__DATA RECORDS__.

┏━━

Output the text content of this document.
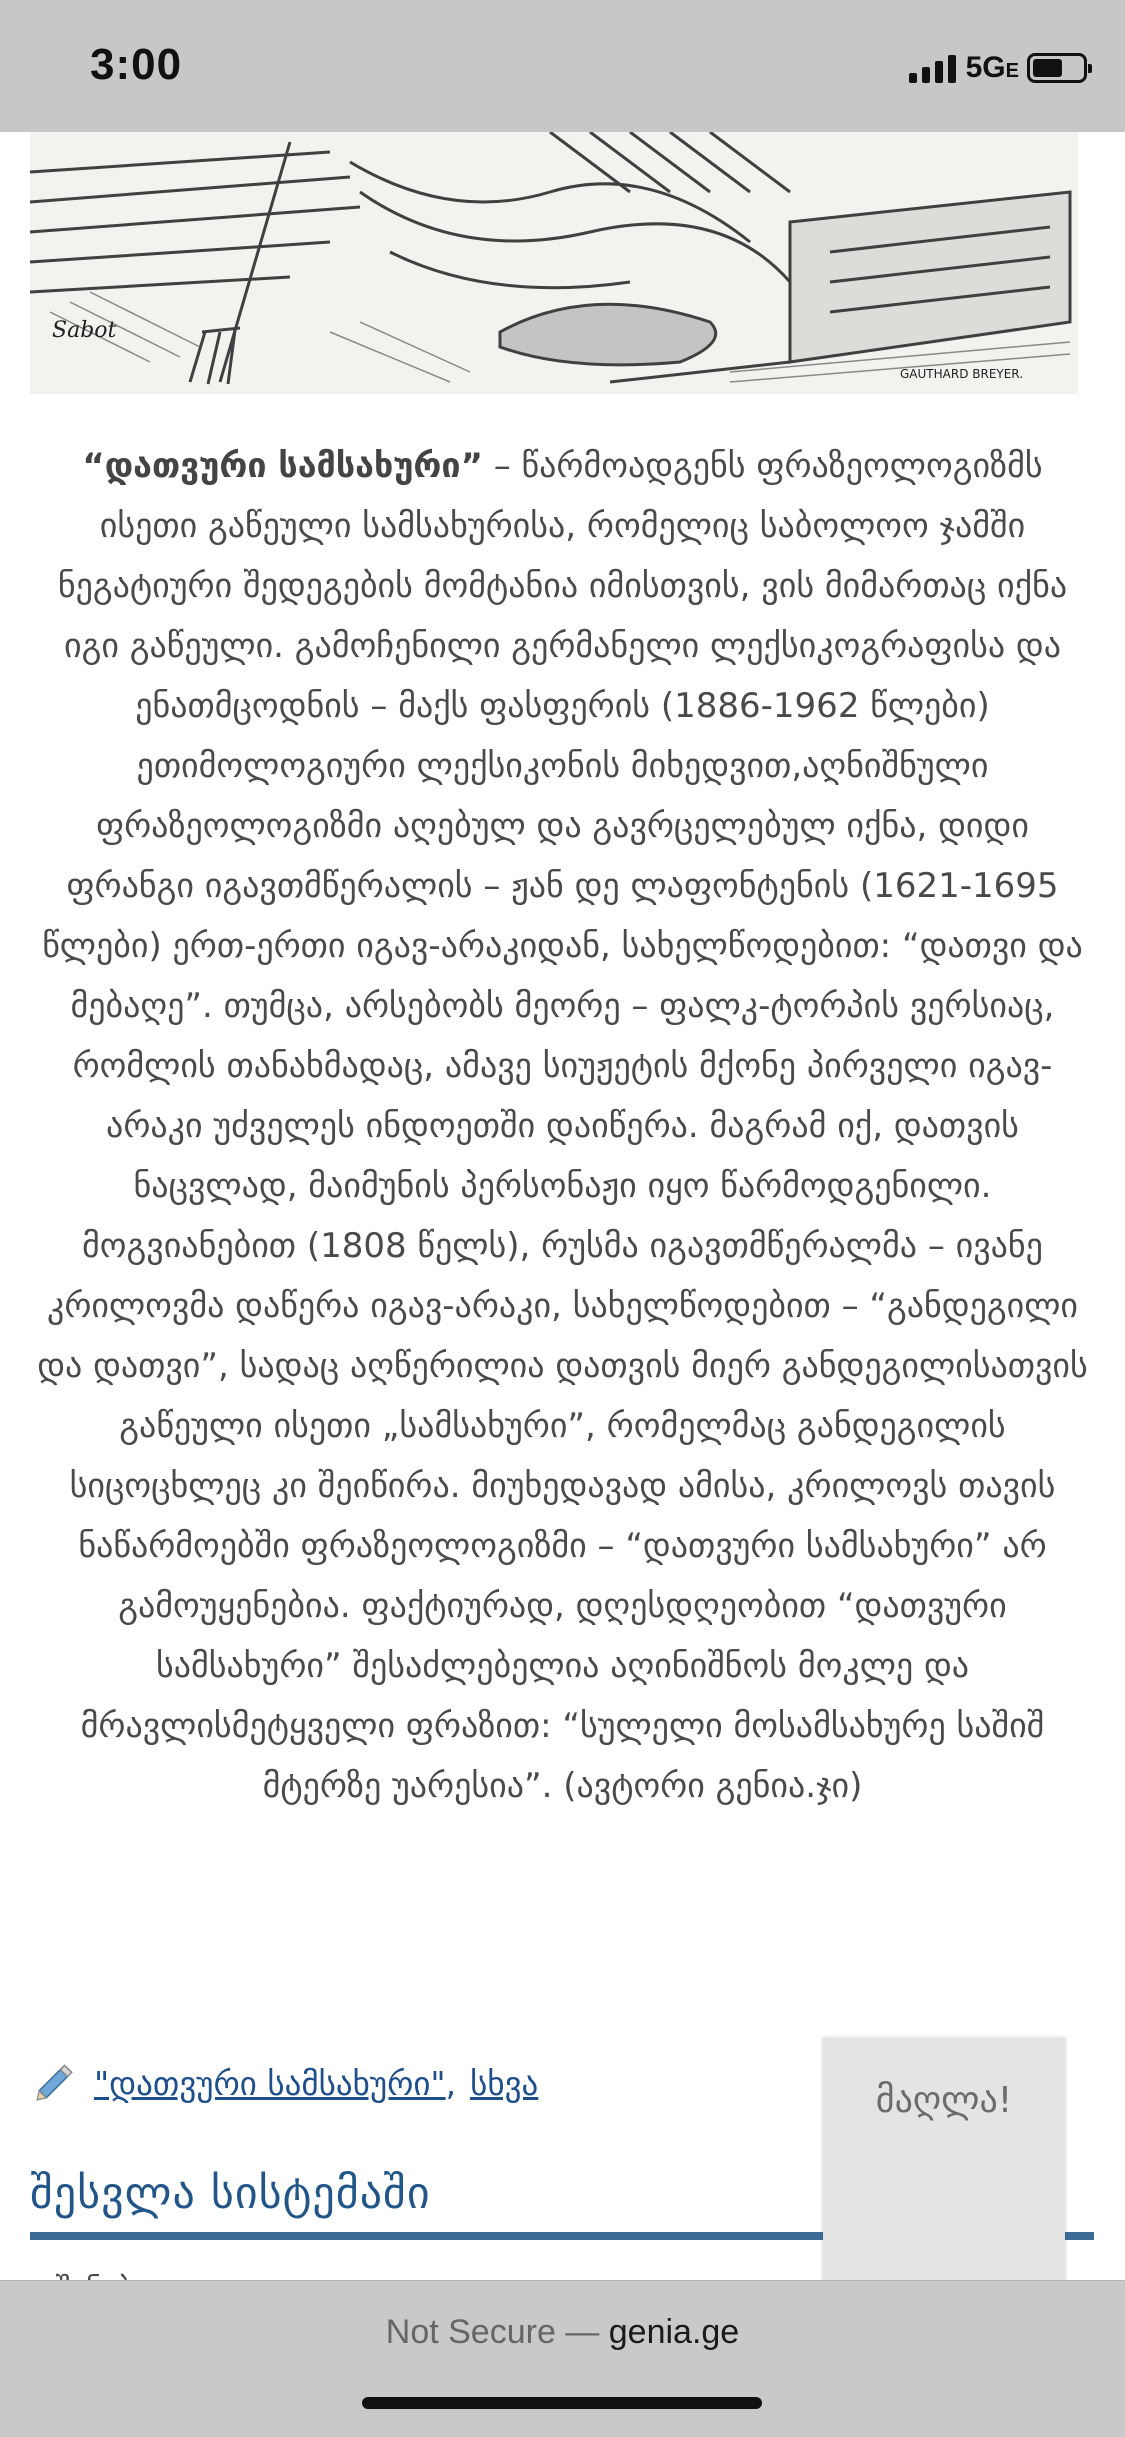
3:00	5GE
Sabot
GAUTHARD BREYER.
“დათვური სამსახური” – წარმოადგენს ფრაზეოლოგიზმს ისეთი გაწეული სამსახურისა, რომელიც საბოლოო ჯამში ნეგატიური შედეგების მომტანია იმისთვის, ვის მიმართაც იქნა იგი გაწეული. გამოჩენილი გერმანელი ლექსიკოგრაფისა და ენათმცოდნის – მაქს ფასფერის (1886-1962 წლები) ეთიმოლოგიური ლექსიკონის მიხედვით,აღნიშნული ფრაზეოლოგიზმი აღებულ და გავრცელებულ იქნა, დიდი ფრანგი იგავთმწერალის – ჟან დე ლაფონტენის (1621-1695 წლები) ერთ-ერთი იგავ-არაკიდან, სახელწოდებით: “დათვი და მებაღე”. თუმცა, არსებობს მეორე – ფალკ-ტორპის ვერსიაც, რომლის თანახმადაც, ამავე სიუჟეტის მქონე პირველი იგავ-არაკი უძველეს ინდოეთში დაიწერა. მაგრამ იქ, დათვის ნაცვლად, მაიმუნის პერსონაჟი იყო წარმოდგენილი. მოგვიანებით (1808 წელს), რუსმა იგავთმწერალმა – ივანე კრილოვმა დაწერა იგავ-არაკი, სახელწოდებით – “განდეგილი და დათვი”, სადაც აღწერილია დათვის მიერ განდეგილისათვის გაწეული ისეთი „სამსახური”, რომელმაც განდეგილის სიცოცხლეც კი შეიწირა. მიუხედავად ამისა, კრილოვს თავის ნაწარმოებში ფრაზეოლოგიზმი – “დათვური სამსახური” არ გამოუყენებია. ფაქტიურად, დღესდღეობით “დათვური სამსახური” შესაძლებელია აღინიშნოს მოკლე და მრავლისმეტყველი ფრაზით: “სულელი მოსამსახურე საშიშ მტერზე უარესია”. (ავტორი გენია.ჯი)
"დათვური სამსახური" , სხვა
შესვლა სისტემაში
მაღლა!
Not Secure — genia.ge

┗━━

__INSTRUCTIONS TO FOLLOW__. All of the material above needs to be restated exactly, with no pictures.

__CORRECT ANSWER__.
Output the text content of this document.
3:00	5GE
Sabot
GAUTHARD BREYER.
“დათვური სამსახური” – წარმოადგენს ფრაზეოლოგიზმს ისეთი გაწეული სამსახურისა, რომელიც საბოლოო ჯამში ნეგატიური შედეგების მომტანია იმისთვის, ვის მიმართაც იქნა იგი გაწეული. გამოჩენილი გერმანელი ლექსიკოგრაფისა და ენათმცოდნის – მაქს ფასფერის (1886-1962 წლები) ეთიმოლოგიური ლექსიკონის მიხედვით,აღნიშნული ფრაზეოლოგიზმი აღებულ და გავრცელებულ იქნა, დიდი ფრანგი იგავთმწერალის – ჟან დე ლაფონტენის (1621-1695 წლები) ერთ-ერთი იგავ-არაკიდან, სახელწოდებით: “დათვი და მებაღე”. თუმცა, არსებობს მეორე – ფალკ-ტორპის ვერსიაც, რომლის თანახმადაც, ამავე სიუჟეტის მქონე პირველი იგავ-არაკი უძველეს ინდოეთში დაიწერა. მაგრამ იქ, დათვის ნაცვლად, მაიმუნის პერსონაჟი იყო წარმოდგენილი. მოგვიანებით (1808 წელს), რუსმა იგავთმწერალმა – ივანე კრილოვმა დაწერა იგავ-არაკი, სახელწოდებით – “განდეგილი და დათვი”, სადაც აღწერილია დათვის მიერ განდეგილისათვის გაწეული ისეთი „სამსახური”, რომელმაც განდეგილის სიცოცხლეც კი შეიწირა. მიუხედავად ამისა, კრილოვს თავის ნაწარმოებში ფრაზეოლოგიზმი – “დათვური სამსახური” არ გამოუყენებია. ფაქტიურად, დღესდღეობით “დათვური სამსახური” შესაძლებელია აღინიშნოს მოკლე და მრავლისმეტყველი ფრაზით: “სულელი მოსამსახურე საშიშ მტერზე უარესია”. (ავტორი გენია.ჯი)
"დათვური სამსახური" , სხვა
შესვლა სისტემაში
მაღლა!
Not Secure — genia.ge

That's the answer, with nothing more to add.